** Begin Input material **

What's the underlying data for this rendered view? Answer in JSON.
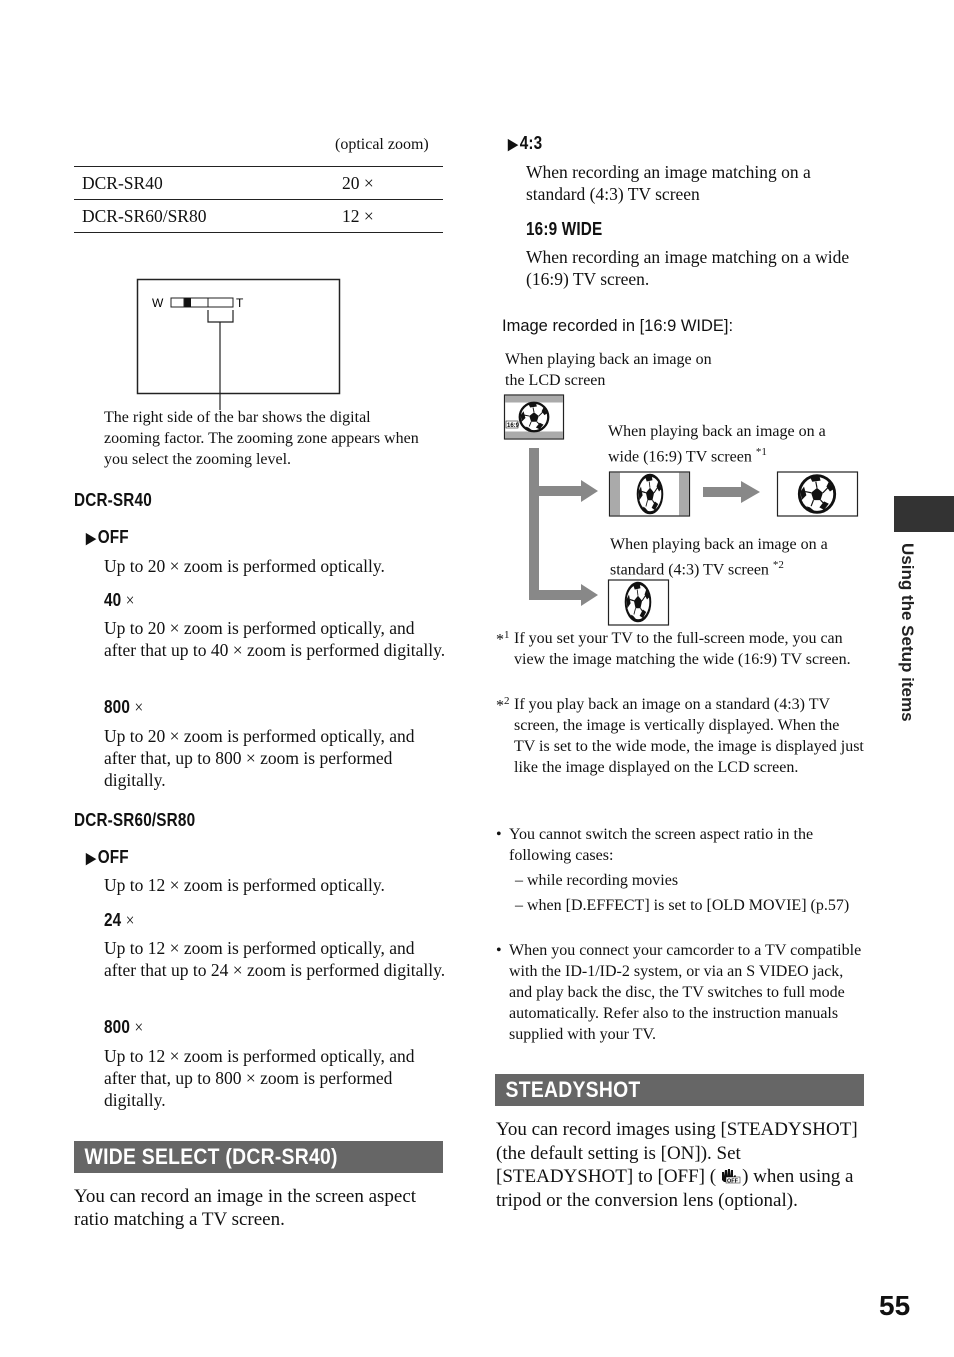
{
  "left": {
    "table_caption": "(optical zoom)",
    "table_rows": [
      {
        "model": "DCR-SR40",
        "zoom": "20 ×"
      },
      {
        "model": "DCR-SR60/SR80",
        "zoom": "12 ×"
      }
    ],
    "diagram_labels": {
      "wide": "W",
      "tele": "T"
    },
    "diagram_caption": "The right side of the bar shows the digital zooming factor. The zooming zone appears when you select the zooming level.",
    "sr40": {
      "heading": "DCR-SR40",
      "options": [
        {
          "label": "OFF",
          "default": true,
          "desc": "Up to 20 × zoom is performed optically."
        },
        {
          "label": "40",
          "desc": "Up to 20 × zoom is performed optically, and after that up to 40 × zoom is performed digitally."
        },
        {
          "label": "800",
          "desc": "Up to 20 × zoom is performed optically, and after that, up to 800 × zoom is performed digitally."
        }
      ]
    },
    "sr60": {
      "heading": "DCR-SR60/SR80",
      "options": [
        {
          "label": "OFF",
          "default": true,
          "desc": "Up to 12 × zoom is performed optically."
        },
        {
          "label": "24",
          "desc": "Up to 12 × zoom is performed optically, and after that up to 24 × zoom is performed digitally."
        },
        {
          "label": "800",
          "desc": "Up to 12 × zoom is performed optically, and after that, up to 800 × zoom is performed digitally."
        }
      ]
    },
    "times_symbol": "×",
    "default_marker": "▶",
    "wide_select": {
      "title": "WIDE SELECT (DCR-SR40)",
      "body": "You can record an image in the screen aspect ratio matching a TV screen."
    }
  },
  "right": {
    "opt_43": {
      "label": "4:3",
      "desc": "When recording an image matching on a standard (4:3) TV screen"
    },
    "opt_169": {
      "label": "16:9 WIDE",
      "desc": "When recording an image matching on a wide (16:9) TV screen."
    },
    "figure_title": "Image recorded in [16:9 WIDE]:",
    "lcd_caption": "When playing back an image on the LCD screen",
    "lcd_badge": "16:9",
    "wide_caption": "When playing back an image on a wide (16:9) TV screen",
    "wide_ref": "*1",
    "std_caption": "When playing back an image on a standard (4:3) TV screen",
    "std_ref": "*2",
    "notes": [
      {
        "mark": "*",
        "num": "1",
        "text": "If you set your TV to the full-screen mode, you can view the image matching the wide (16:9) TV screen."
      },
      {
        "mark": "*",
        "num": "2",
        "text": "If you play back an image on a standard (4:3) TV screen, the image is vertically displayed. When the TV is set to the wide mode, the image is displayed just like the image displayed on the LCD screen."
      }
    ],
    "bullets": [
      {
        "text": "You cannot switch the screen aspect ratio in the following cases:",
        "sub": [
          "– while recording movies",
          "– when [D.EFFECT] is set to [OLD MOVIE] (p.57)"
        ]
      },
      {
        "text": "When you connect your camcorder to a TV compatible with the ID-1/ID-2 system, or via an S VIDEO jack, and play back the disc, the TV switches to full mode automatically. Refer also to the instruction manuals supplied with your TV.",
        "sub": []
      }
    ],
    "steadyshot": {
      "title": "STEADYSHOT",
      "body_before": "You can record images using [STEADYSHOT] (the default setting is [ON]). Set [STEADYSHOT] to [OFF] (",
      "body_after": ") when using a tripod or the conversion lens (optional).",
      "icon_label": "OFF"
    }
  },
  "side_tab": "Using the Setup items",
  "page_number": "55"
}
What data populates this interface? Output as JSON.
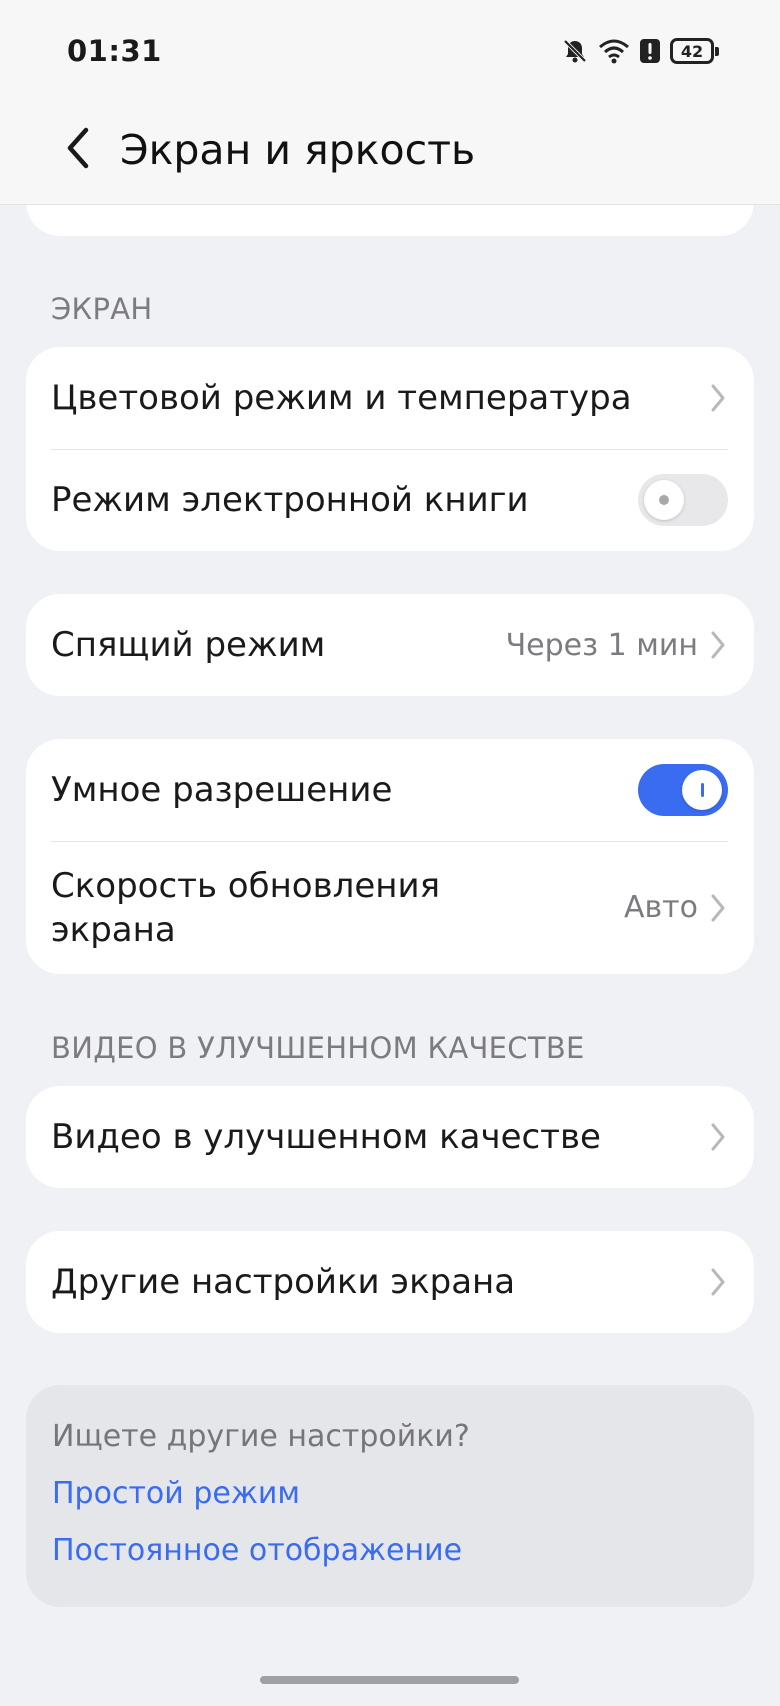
{
  "status_bar": {
    "time": "01:31",
    "battery": "42",
    "icons": [
      "bell-off-icon",
      "wifi-icon",
      "alert-icon",
      "battery-icon"
    ]
  },
  "header": {
    "title": "Экран и яркость",
    "back_icon": "chevron-left-icon"
  },
  "sections": {
    "screen_title": "ЭКРАН",
    "video_title": "ВИДЕО В УЛУЧШЕННОМ КАЧЕСТВЕ"
  },
  "items": {
    "color_mode": "Цветовой режим и температура",
    "ebook_mode": "Режим электронной книги",
    "ebook_mode_enabled": false,
    "sleep": "Спящий режим",
    "sleep_value": "Через 1 мин",
    "smart_resolution": "Умное разрешение",
    "smart_resolution_enabled": true,
    "refresh_rate_line1": "Скорость обновления",
    "refresh_rate_line2": "экрана",
    "refresh_rate_value": "Авто",
    "enhanced_video": "Видео в улучшенном качестве",
    "other_settings": "Другие настройки экрана"
  },
  "suggestions": {
    "title": "Ищете другие настройки?",
    "links": [
      "Простой режим",
      "Постоянное отображение"
    ]
  },
  "colors": {
    "accent": "#3a6cf2",
    "background": "#f0f1f5",
    "card": "#ffffff"
  }
}
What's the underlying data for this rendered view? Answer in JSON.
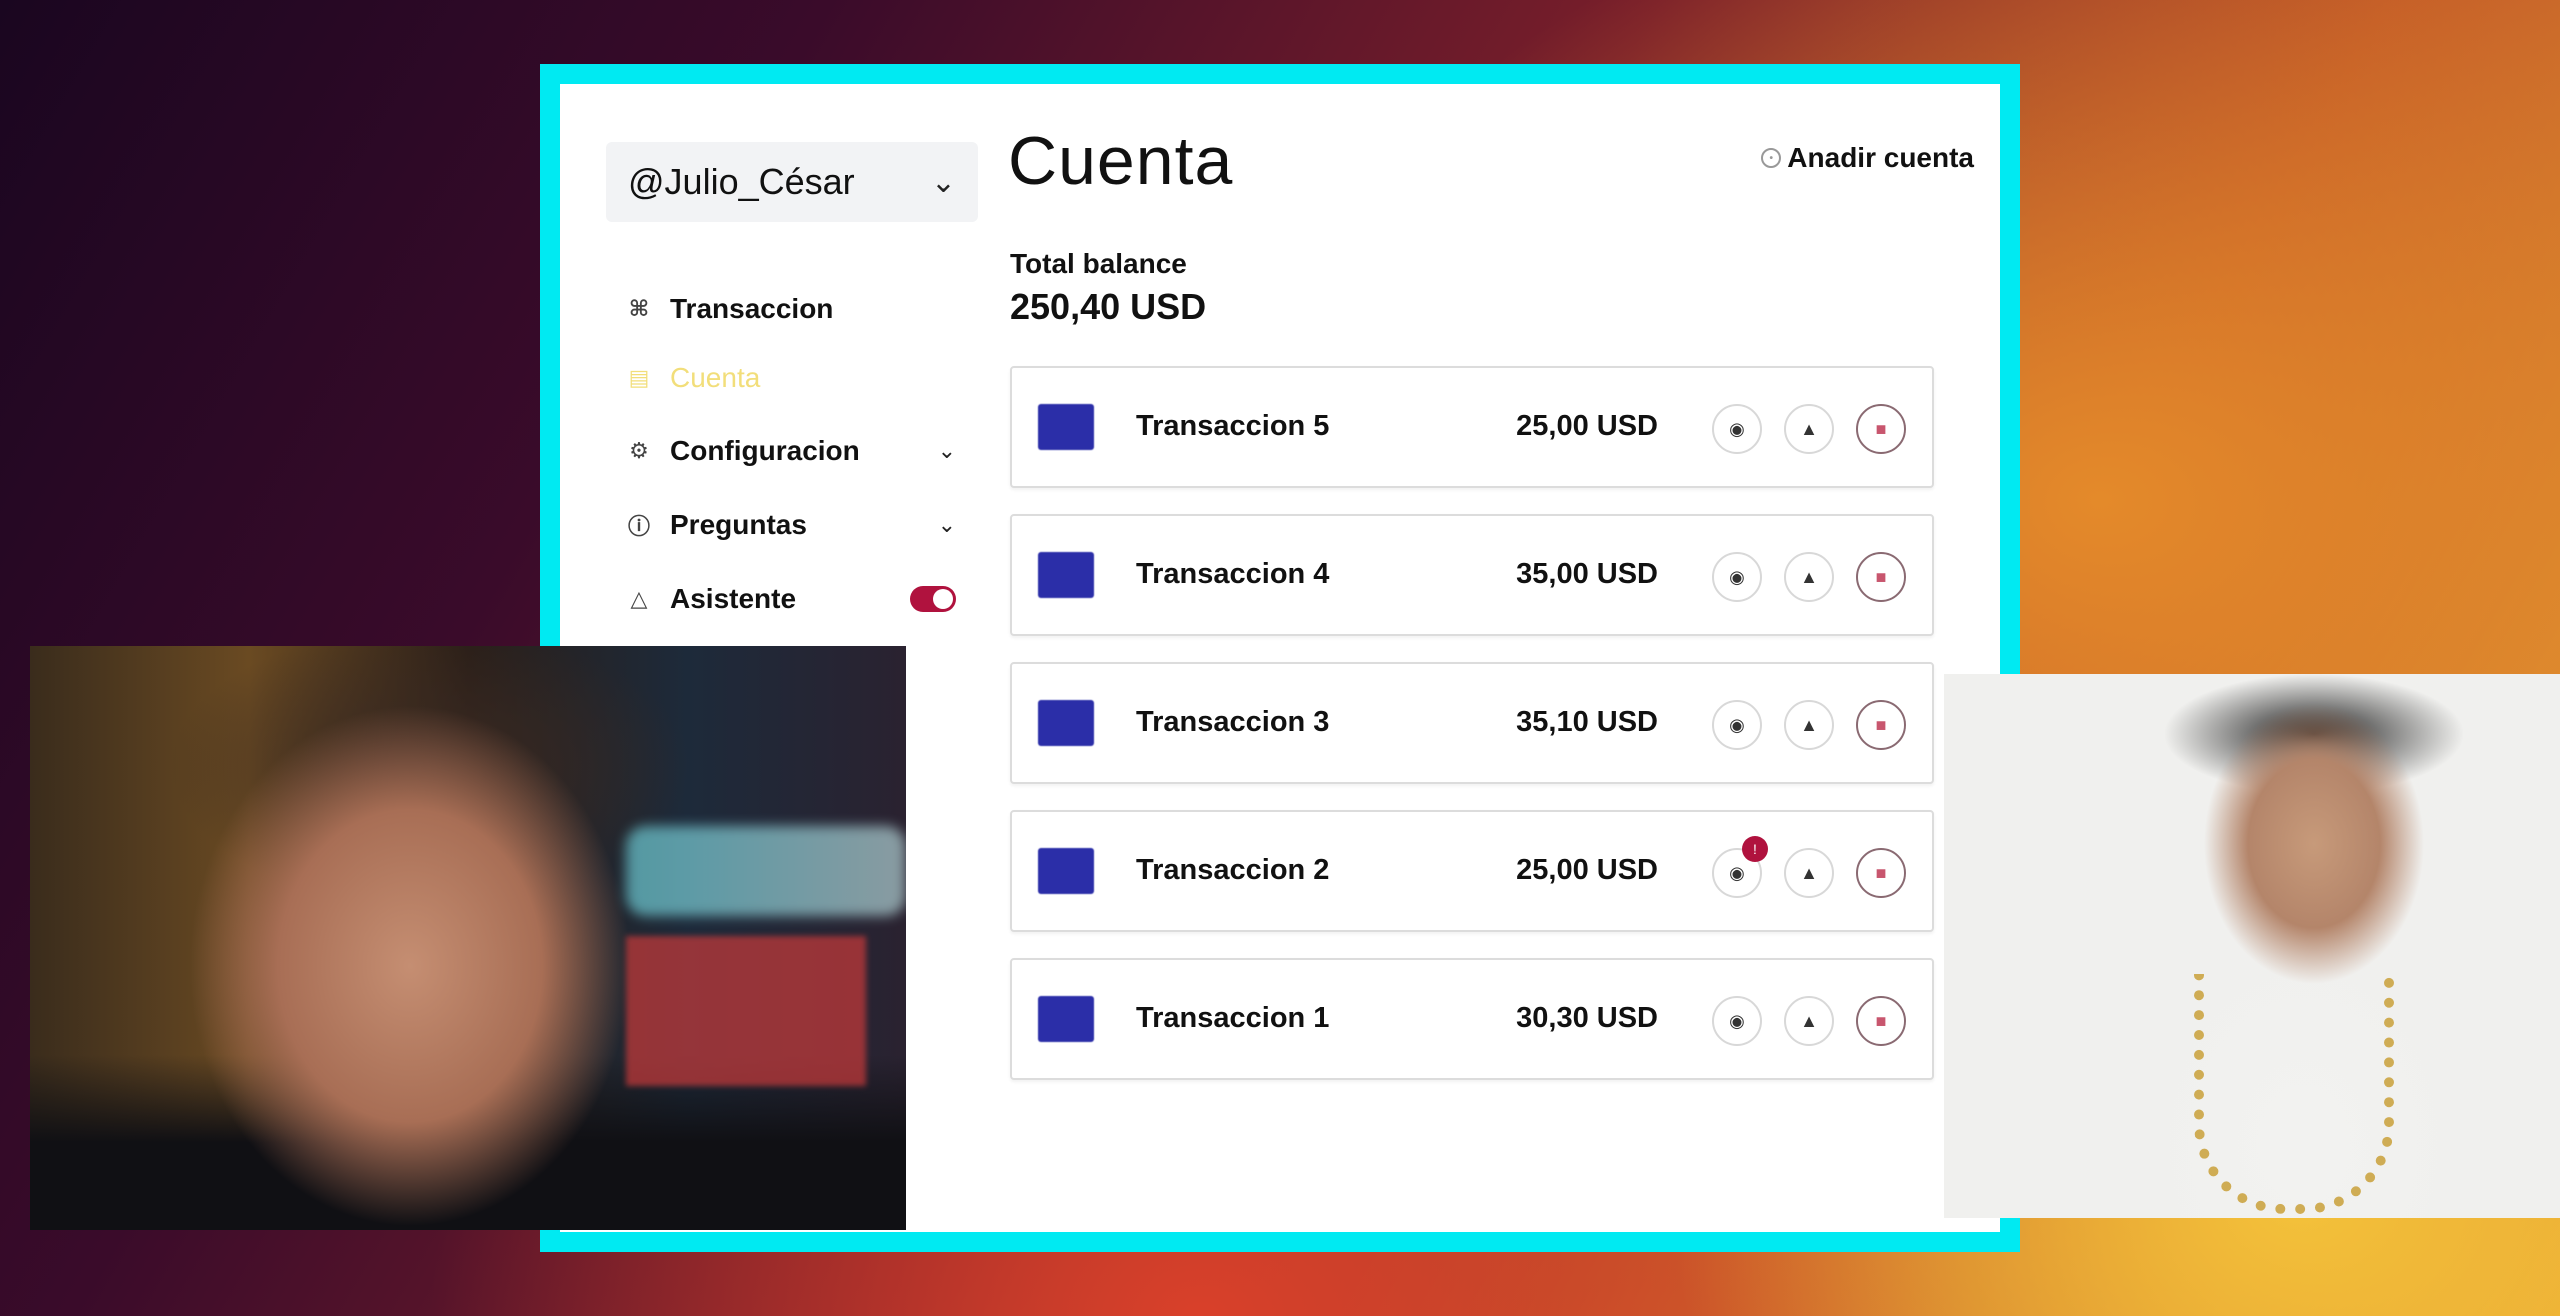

** End Input material **

### Direction
Quote every line of the records above exactly; no picture is to be copied.

### Exercise result
What's the underlying data for this rendered view? Answer in JSON.
{
  "left": {
    "table_caption": "(optical zoom)",
    "table_rows": [
      {
        "model": "DCR-SR40",
        "zoom": "20 ×"
      },
      {
        "model": "DCR-SR60/SR80",
        "zoom": "12 ×"
      }
    ],
    "diagram_labels": {
      "wide": "W",
      "tele": "T"
    },
    "diagram_caption": "The right side of the bar shows the digital zooming factor. The zooming zone appears when you select the zooming level.",
    "sr40": {
      "heading": "DCR-SR40",
      "options": [
        {
          "label": "OFF",
          "default": true,
          "desc": "Up to 20 × zoom is performed optically."
        },
        {
          "label": "40",
          "desc": "Up to 20 × zoom is performed optically, and after that up to 40 × zoom is performed digitally."
        },
        {
          "label": "800",
          "desc": "Up to 20 × zoom is performed optically, and after that, up to 800 × zoom is performed digitally."
        }
      ]
    },
    "sr60": {
      "heading": "DCR-SR60/SR80",
      "options": [
        {
          "label": "OFF",
          "default": true,
          "desc": "Up to 12 × zoom is performed optically."
        },
        {
          "label": "24",
          "desc": "Up to 12 × zoom is performed optically, and after that up to 24 × zoom is performed digitally."
        },
        {
          "label": "800",
          "desc": "Up to 12 × zoom is performed optically, and after that, up to 800 × zoom is performed digitally."
        }
      ]
    },
    "times_symbol": "×",
    "default_marker": "▶",
    "wide_select": {
      "title": "WIDE SELECT (DCR-SR40)",
      "body": "You can record an image in the screen aspect ratio matching a TV screen."
    }
  },
  "right": {
    "opt_43": {
      "label": "4:3",
      "desc": "When recording an image matching on a standard (4:3) TV screen"
    },
    "opt_169": {
      "label": "16:9 WIDE",
      "desc": "When recording an image matching on a wide (16:9) TV screen."
    },
    "figure_title": "Image recorded in [16:9 WIDE]:",
    "lcd_caption": "When playing back an image on the LCD screen",
    "lcd_badge": "16:9",
    "wide_caption": "When playing back an image on a wide (16:9) TV screen",
    "wide_ref": "*1",
    "std_caption": "When playing back an image on a standard (4:3) TV screen",
    "std_ref": "*2",
    "notes": [
      {
        "mark": "*",
        "num": "1",
        "text": "If you set your TV to the full-screen mode, you can view the image matching the wide (16:9) TV screen."
      },
      {
        "mark": "*",
        "num": "2",
        "text": "If you play back an image on a standard (4:3) TV screen, the image is vertically displayed. When the TV is set to the wide mode, the image is displayed just like the image displayed on the LCD screen."
      }
    ],
    "bullets": [
      {
        "text": "You cannot switch the screen aspect ratio in the following cases:",
        "sub": [
          "– while recording movies",
          "– when [D.EFFECT] is set to [OLD MOVIE] (p.57)"
        ]
      },
      {
        "text": "When you connect your camcorder to a TV compatible with the ID-1/ID-2 system, or via an S VIDEO jack, and play back the disc, the TV switches to full mode automatically. Refer also to the instruction manuals supplied with your TV.",
        "sub": []
      }
    ],
    "steadyshot": {
      "title": "STEADYSHOT",
      "body_before": "You can record images using [STEADYSHOT] (the default setting is [ON]). Set [STEADYSHOT] to [OFF] (",
      "body_after": ") when using a tripod or the conversion lens (optional).",
      "icon_label": "OFF"
    }
  },
  "side_tab": "Using the Setup items",
  "page_number": "55"
}
What data populates this interface? Output as JSON.
{
  "status_bar": {
    "time": "01:31",
    "battery": "42",
    "icons": [
      "bell-off-icon",
      "wifi-icon",
      "alert-icon",
      "battery-icon"
    ]
  },
  "header": {
    "title": "Экран и яркость",
    "back_icon": "chevron-left-icon"
  },
  "sections": {
    "screen_title": "ЭКРАН",
    "video_title": "ВИДЕО В УЛУЧШЕННОМ КАЧЕСТВЕ"
  },
  "items": {
    "color_mode": "Цветовой режим и температура",
    "ebook_mode": "Режим электронной книги",
    "ebook_mode_enabled": false,
    "sleep": "Спящий режим",
    "sleep_value": "Через 1 мин",
    "smart_resolution": "Умное разрешение",
    "smart_resolution_enabled": true,
    "refresh_rate_line1": "Скорость обновления",
    "refresh_rate_line2": "экрана",
    "refresh_rate_value": "Авто",
    "enhanced_video": "Видео в улучшенном качестве",
    "other_settings": "Другие настройки экрана"
  },
  "suggestions": {
    "title": "Ищете другие настройки?",
    "links": [
      "Простой режим",
      "Постоянное отображение"
    ]
  },
  "colors": {
    "accent": "#3a6cf2",
    "background": "#f0f1f5",
    "card": "#ffffff"
  }
}
What's the underlying data for this rendered view? Answer in JSON.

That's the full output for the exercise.